Stored records —
· · ·

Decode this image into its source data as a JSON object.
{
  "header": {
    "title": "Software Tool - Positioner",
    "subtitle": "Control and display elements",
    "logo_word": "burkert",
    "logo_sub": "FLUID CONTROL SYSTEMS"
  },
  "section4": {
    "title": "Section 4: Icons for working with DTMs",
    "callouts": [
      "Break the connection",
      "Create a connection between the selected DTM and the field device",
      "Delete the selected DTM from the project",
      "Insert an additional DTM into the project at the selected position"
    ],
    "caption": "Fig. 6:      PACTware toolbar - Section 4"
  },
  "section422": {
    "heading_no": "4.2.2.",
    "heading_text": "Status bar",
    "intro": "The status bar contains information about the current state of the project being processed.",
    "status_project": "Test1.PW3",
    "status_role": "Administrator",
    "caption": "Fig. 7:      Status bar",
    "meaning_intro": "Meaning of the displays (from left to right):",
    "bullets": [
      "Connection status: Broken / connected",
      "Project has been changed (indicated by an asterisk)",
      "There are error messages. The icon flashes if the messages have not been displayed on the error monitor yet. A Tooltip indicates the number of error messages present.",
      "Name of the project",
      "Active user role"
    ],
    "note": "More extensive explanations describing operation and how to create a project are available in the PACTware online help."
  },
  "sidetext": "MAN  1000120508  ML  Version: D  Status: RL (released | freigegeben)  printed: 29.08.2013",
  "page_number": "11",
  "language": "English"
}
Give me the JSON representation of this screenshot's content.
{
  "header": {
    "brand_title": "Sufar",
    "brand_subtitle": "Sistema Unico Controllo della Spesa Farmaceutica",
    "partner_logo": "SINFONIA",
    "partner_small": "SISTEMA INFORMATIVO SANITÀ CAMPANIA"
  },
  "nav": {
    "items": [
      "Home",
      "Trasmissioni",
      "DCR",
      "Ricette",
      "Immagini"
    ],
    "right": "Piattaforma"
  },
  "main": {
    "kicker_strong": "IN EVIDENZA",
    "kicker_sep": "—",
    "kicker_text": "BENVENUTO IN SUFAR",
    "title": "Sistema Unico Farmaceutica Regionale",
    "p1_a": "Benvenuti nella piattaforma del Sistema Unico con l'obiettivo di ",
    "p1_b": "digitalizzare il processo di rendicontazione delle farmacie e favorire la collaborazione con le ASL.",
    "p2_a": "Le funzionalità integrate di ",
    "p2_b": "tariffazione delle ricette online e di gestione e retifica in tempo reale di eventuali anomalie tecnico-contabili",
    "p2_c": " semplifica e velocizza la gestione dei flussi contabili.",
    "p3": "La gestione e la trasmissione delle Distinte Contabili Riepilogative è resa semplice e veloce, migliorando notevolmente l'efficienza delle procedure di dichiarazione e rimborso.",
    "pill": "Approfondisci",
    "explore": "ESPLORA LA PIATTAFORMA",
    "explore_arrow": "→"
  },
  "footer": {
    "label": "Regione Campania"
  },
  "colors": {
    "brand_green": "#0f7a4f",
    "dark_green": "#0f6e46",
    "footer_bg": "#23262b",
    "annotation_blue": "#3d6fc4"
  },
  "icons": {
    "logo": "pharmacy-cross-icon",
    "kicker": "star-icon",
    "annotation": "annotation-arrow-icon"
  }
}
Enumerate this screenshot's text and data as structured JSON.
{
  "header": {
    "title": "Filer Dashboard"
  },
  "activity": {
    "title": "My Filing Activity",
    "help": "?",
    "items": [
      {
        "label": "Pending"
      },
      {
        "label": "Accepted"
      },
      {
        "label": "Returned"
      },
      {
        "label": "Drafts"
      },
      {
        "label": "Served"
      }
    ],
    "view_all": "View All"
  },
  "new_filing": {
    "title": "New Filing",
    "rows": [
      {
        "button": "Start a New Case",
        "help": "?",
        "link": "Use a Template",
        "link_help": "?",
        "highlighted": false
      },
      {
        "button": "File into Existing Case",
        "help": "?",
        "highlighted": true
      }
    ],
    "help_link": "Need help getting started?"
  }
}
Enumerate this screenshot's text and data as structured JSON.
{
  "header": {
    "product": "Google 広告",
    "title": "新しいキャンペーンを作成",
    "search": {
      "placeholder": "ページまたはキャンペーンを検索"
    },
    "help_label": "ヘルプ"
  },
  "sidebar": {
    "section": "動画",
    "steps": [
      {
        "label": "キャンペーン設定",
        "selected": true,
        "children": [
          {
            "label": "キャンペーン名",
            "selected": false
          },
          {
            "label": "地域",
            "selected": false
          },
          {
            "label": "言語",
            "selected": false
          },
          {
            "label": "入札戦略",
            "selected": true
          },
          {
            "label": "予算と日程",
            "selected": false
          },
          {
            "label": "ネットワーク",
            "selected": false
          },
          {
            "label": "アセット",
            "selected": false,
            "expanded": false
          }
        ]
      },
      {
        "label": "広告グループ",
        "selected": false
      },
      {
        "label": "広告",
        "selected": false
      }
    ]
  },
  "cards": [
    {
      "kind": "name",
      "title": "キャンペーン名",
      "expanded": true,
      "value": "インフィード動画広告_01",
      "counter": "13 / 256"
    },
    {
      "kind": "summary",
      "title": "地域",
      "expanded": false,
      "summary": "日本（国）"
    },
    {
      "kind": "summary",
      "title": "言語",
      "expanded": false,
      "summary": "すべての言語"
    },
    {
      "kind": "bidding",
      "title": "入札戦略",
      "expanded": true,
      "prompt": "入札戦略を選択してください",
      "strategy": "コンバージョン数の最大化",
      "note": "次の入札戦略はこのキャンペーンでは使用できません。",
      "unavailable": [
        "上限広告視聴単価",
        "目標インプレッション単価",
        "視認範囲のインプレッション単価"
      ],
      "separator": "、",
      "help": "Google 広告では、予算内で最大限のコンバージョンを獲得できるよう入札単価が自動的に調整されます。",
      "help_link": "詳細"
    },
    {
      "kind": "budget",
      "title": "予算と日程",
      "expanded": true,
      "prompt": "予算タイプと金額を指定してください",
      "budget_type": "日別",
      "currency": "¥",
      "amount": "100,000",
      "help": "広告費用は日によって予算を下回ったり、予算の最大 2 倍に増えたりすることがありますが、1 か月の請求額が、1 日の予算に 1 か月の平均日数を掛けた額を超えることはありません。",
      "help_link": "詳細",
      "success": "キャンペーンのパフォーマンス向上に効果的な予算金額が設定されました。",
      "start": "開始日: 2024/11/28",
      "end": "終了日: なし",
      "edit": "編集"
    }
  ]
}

· · ·

Your goal —
Generate an exact reproduction of all entries.

Worked solution —
Decode this image into its source data as a JSON object.
{
  "header": {
    "title": "Software Tool - Positioner",
    "subtitle": "Control and display elements",
    "logo_word": "burkert",
    "logo_sub": "FLUID CONTROL SYSTEMS"
  },
  "section4": {
    "title": "Section 4: Icons for working with DTMs",
    "callouts": [
      "Break the connection",
      "Create a connection between the selected DTM and the field device",
      "Delete the selected DTM from the project",
      "Insert an additional DTM into the project at the selected position"
    ],
    "caption": "Fig. 6:      PACTware toolbar - Section 4"
  },
  "section422": {
    "heading_no": "4.2.2.",
    "heading_text": "Status bar",
    "intro": "The status bar contains information about the current state of the project being processed.",
    "status_project": "Test1.PW3",
    "status_role": "Administrator",
    "caption": "Fig. 7:      Status bar",
    "meaning_intro": "Meaning of the displays (from left to right):",
    "bullets": [
      "Connection status: Broken / connected",
      "Project has been changed (indicated by an asterisk)",
      "There are error messages. The icon flashes if the messages have not been displayed on the error monitor yet. A Tooltip indicates the number of error messages present.",
      "Name of the project",
      "Active user role"
    ],
    "note": "More extensive explanations describing operation and how to create a project are available in the PACTware online help."
  },
  "sidetext": "MAN  1000120508  ML  Version: D  Status: RL (released | freigegeben)  printed: 29.08.2013",
  "page_number": "11",
  "language": "English"
}
Give me the JSON representation of this screenshot's content.
{
  "header": {
    "brand_title": "Sufar",
    "brand_subtitle": "Sistema Unico Controllo della Spesa Farmaceutica",
    "partner_logo": "SINFONIA",
    "partner_small": "SISTEMA INFORMATIVO SANITÀ CAMPANIA"
  },
  "nav": {
    "items": [
      "Home",
      "Trasmissioni",
      "DCR",
      "Ricette",
      "Immagini"
    ],
    "right": "Piattaforma"
  },
  "main": {
    "kicker_strong": "IN EVIDENZA",
    "kicker_sep": "—",
    "kicker_text": "BENVENUTO IN SUFAR",
    "title": "Sistema Unico Farmaceutica Regionale",
    "p1_a": "Benvenuti nella piattaforma del Sistema Unico con l'obiettivo di ",
    "p1_b": "digitalizzare il processo di rendicontazione delle farmacie e favorire la collaborazione con le ASL.",
    "p2_a": "Le funzionalità integrate di ",
    "p2_b": "tariffazione delle ricette online e di gestione e retifica in tempo reale di eventuali anomalie tecnico-contabili",
    "p2_c": " semplifica e velocizza la gestione dei flussi contabili.",
    "p3": "La gestione e la trasmissione delle Distinte Contabili Riepilogative è resa semplice e veloce, migliorando notevolmente l'efficienza delle procedure di dichiarazione e rimborso.",
    "pill": "Approfondisci",
    "explore": "ESPLORA LA PIATTAFORMA",
    "explore_arrow": "→"
  },
  "footer": {
    "label": "Regione Campania"
  },
  "colors": {
    "brand_green": "#0f7a4f",
    "dark_green": "#0f6e46",
    "footer_bg": "#23262b",
    "annotation_blue": "#3d6fc4"
  },
  "icons": {
    "logo": "pharmacy-cross-icon",
    "kicker": "star-icon",
    "annotation": "annotation-arrow-icon"
  }
}
Enumerate this screenshot's text and data as structured JSON.
{
  "header": {
    "title": "Filer Dashboard"
  },
  "activity": {
    "title": "My Filing Activity",
    "help": "?",
    "items": [
      {
        "label": "Pending"
      },
      {
        "label": "Accepted"
      },
      {
        "label": "Returned"
      },
      {
        "label": "Drafts"
      },
      {
        "label": "Served"
      }
    ],
    "view_all": "View All"
  },
  "new_filing": {
    "title": "New Filing",
    "rows": [
      {
        "button": "Start a New Case",
        "help": "?",
        "link": "Use a Template",
        "link_help": "?",
        "highlighted": false
      },
      {
        "button": "File into Existing Case",
        "help": "?",
        "highlighted": true
      }
    ],
    "help_link": "Need help getting started?"
  }
}
Enumerate this screenshot's text and data as structured JSON.
{
  "header": {
    "product": "Google 広告",
    "title": "新しいキャンペーンを作成",
    "search": {
      "placeholder": "ページまたはキャンペーンを検索"
    },
    "help_label": "ヘルプ"
  },
  "sidebar": {
    "section": "動画",
    "steps": [
      {
        "label": "キャンペーン設定",
        "selected": true,
        "children": [
          {
            "label": "キャンペーン名",
            "selected": false
          },
          {
            "label": "地域",
            "selected": false
          },
          {
            "label": "言語",
            "selected": false
          },
          {
            "label": "入札戦略",
            "selected": true
          },
          {
            "label": "予算と日程",
            "selected": false
          },
          {
            "label": "ネットワーク",
            "selected": false
          },
          {
            "label": "アセット",
            "selected": false,
            "expanded": false
          }
        ]
      },
      {
        "label": "広告グループ",
        "selected": false
      },
      {
        "label": "広告",
        "selected": false
      }
    ]
  },
  "cards": [
    {
      "kind": "name",
      "title": "キャンペーン名",
      "expanded": true,
      "value": "インフィード動画広告_01",
      "counter": "13 / 256"
    },
    {
      "kind": "summary",
      "title": "地域",
      "expanded": false,
      "summary": "日本（国）"
    },
    {
      "kind": "summary",
      "title": "言語",
      "expanded": false,
      "summary": "すべての言語"
    },
    {
      "kind": "bidding",
      "title": "入札戦略",
      "expanded": true,
      "prompt": "入札戦略を選択してください",
      "strategy": "コンバージョン数の最大化",
      "note": "次の入札戦略はこのキャンペーンでは使用できません。",
      "unavailable": [
        "上限広告視聴単価",
        "目標インプレッション単価",
        "視認範囲のインプレッション単価"
      ],
      "separator": "、",
      "help": "Google 広告では、予算内で最大限のコンバージョンを獲得できるよう入札単価が自動的に調整されます。",
      "help_link": "詳細"
    },
    {
      "kind": "budget",
      "title": "予算と日程",
      "expanded": true,
      "prompt": "予算タイプと金額を指定してください",
      "budget_type": "日別",
      "currency": "¥",
      "amount": "100,000",
      "help": "広告費用は日によって予算を下回ったり、予算の最大 2 倍に増えたりすることがありますが、1 か月の請求額が、1 日の予算に 1 か月の平均日数を掛けた額を超えることはありません。",
      "help_link": "詳細",
      "success": "キャンペーンのパフォーマンス向上に効果的な予算金額が設定されました。",
      "start": "開始日: 2024/11/28",
      "end": "終了日: なし",
      "edit": "編集"
    }
  ]
}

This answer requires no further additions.